EXERCISE INSTRUCTIONS — Copy the rows below with every "point" changed to "marker" and everything else left as it is. Leave out the pictures.

DATASET EXCERPTS —
------------------------

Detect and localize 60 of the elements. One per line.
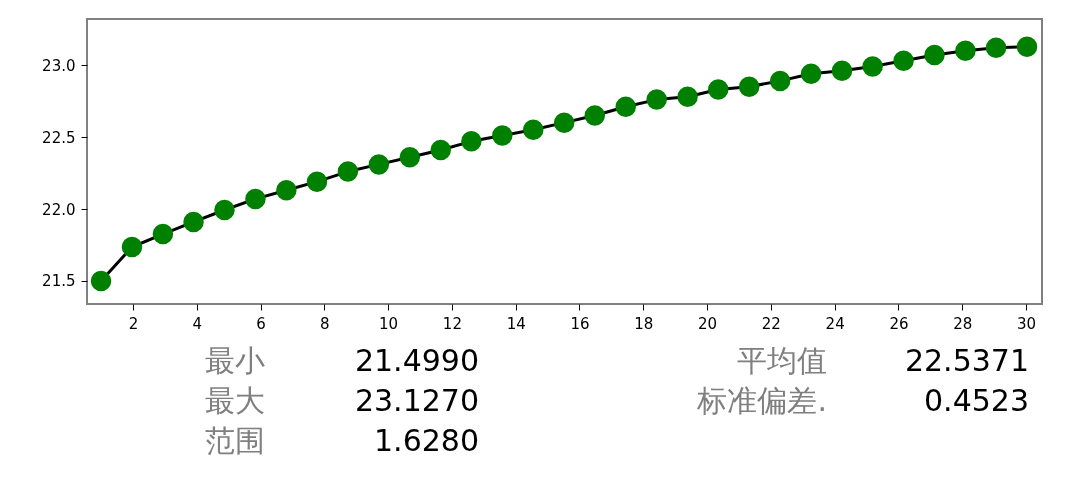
x-tick-label: 2	[128, 314, 139, 333]
point	[955, 40, 976, 61]
point	[90, 270, 112, 292]
point	[276, 180, 297, 201]
text: 范围	[205, 423, 265, 458]
point	[1016, 36, 1038, 58]
point	[677, 86, 698, 107]
x-tick-label: 28	[953, 314, 973, 333]
x-tick-label: 18	[634, 314, 654, 333]
y-tick-label: 22.5	[42, 128, 76, 147]
point	[584, 105, 606, 126]
x-tick-label: 24	[825, 314, 845, 333]
point	[492, 125, 513, 146]
point	[461, 131, 482, 152]
point	[306, 171, 328, 192]
x-tick-label: 22	[761, 314, 781, 333]
y-tick-label: 23.0	[42, 56, 76, 75]
x-tick-label: 26	[889, 314, 909, 333]
text: 22.5371	[904, 343, 1029, 378]
text: 0.4523	[924, 383, 1029, 418]
point	[245, 188, 266, 210]
x-tick-label: 20	[698, 314, 718, 333]
x-tick-label: 4	[192, 314, 202, 333]
point	[121, 236, 143, 258]
text: 最小	[205, 343, 265, 378]
y-tick-label: 21.5	[42, 272, 76, 291]
point	[214, 199, 235, 221]
point	[183, 211, 204, 233]
point	[769, 70, 791, 92]
point	[708, 79, 729, 100]
point	[553, 112, 575, 133]
point	[337, 161, 359, 182]
point	[800, 63, 822, 84]
text: 最大	[205, 383, 265, 418]
text: 平均值	[737, 343, 827, 378]
point	[430, 139, 451, 161]
point	[152, 223, 174, 245]
point	[646, 89, 667, 110]
x-tick-label: 30	[1017, 314, 1037, 333]
point	[893, 50, 914, 71]
text: 21.4990	[354, 343, 479, 378]
point	[615, 96, 636, 118]
text: 标准偏差.	[696, 383, 827, 418]
text: 1.6280	[374, 423, 479, 458]
point	[985, 37, 1007, 59]
x-tick-label: 8	[320, 314, 330, 333]
y-tick-label: 22.0	[42, 200, 76, 219]
text: 23.1270	[354, 383, 479, 418]
point	[831, 60, 853, 82]
point	[368, 154, 390, 175]
point	[924, 44, 945, 66]
x-tick-label: 6	[256, 314, 266, 333]
x-tick-label: 12	[442, 314, 462, 333]
point	[738, 76, 760, 97]
x-tick-label: 16	[570, 314, 590, 333]
point	[522, 119, 544, 141]
point	[399, 146, 421, 168]
point	[862, 56, 883, 77]
x-tick-label: 10	[379, 314, 399, 333]
x-tick-label: 14	[506, 314, 526, 333]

------------------------

WRITTEN RESPONSE —
Detect and localize 60 of the elements. One per line.
x-tick-label: 2	[128, 314, 139, 333]
marker	[955, 40, 976, 61]
marker	[90, 270, 112, 292]
marker	[276, 180, 297, 201]
text: 范围	[205, 423, 265, 458]
marker	[1016, 36, 1038, 58]
marker	[677, 86, 698, 107]
x-tick-label: 28	[953, 314, 973, 333]
x-tick-label: 18	[634, 314, 654, 333]
y-tick-label: 22.5	[42, 128, 76, 147]
marker	[584, 105, 606, 126]
x-tick-label: 24	[825, 314, 845, 333]
marker	[492, 125, 513, 146]
marker	[461, 131, 482, 152]
marker	[306, 171, 328, 192]
x-tick-label: 22	[761, 314, 781, 333]
y-tick-label: 23.0	[42, 56, 76, 75]
x-tick-label: 26	[889, 314, 909, 333]
text: 22.5371	[904, 343, 1029, 378]
text: 0.4523	[924, 383, 1029, 418]
marker	[245, 188, 266, 210]
x-tick-label: 20	[698, 314, 718, 333]
x-tick-label: 4	[192, 314, 202, 333]
marker	[121, 236, 143, 258]
text: 最小	[205, 343, 265, 378]
y-tick-label: 21.5	[42, 272, 76, 291]
marker	[214, 199, 235, 221]
marker	[183, 211, 204, 233]
marker	[769, 70, 791, 92]
marker	[708, 79, 729, 100]
marker	[553, 112, 575, 133]
marker	[337, 161, 359, 182]
marker	[800, 63, 822, 84]
text: 最大	[205, 383, 265, 418]
text: 平均值	[737, 343, 827, 378]
marker	[430, 139, 451, 161]
marker	[152, 223, 174, 245]
marker	[646, 89, 667, 110]
x-tick-label: 30	[1017, 314, 1037, 333]
marker	[893, 50, 914, 71]
text: 21.4990	[354, 343, 479, 378]
marker	[615, 96, 636, 118]
text: 标准偏差.	[696, 383, 827, 418]
text: 1.6280	[374, 423, 479, 458]
marker	[985, 37, 1007, 59]
x-tick-label: 8	[320, 314, 330, 333]
y-tick-label: 22.0	[42, 200, 76, 219]
text: 23.1270	[354, 383, 479, 418]
marker	[831, 60, 853, 82]
marker	[368, 154, 390, 175]
marker	[924, 44, 945, 66]
x-tick-label: 6	[256, 314, 266, 333]
x-tick-label: 12	[442, 314, 462, 333]
marker	[738, 76, 760, 97]
x-tick-label: 16	[570, 314, 590, 333]
marker	[522, 119, 544, 141]
marker	[399, 146, 421, 168]
marker	[862, 56, 883, 77]
x-tick-label: 10	[379, 314, 399, 333]
x-tick-label: 14	[506, 314, 526, 333]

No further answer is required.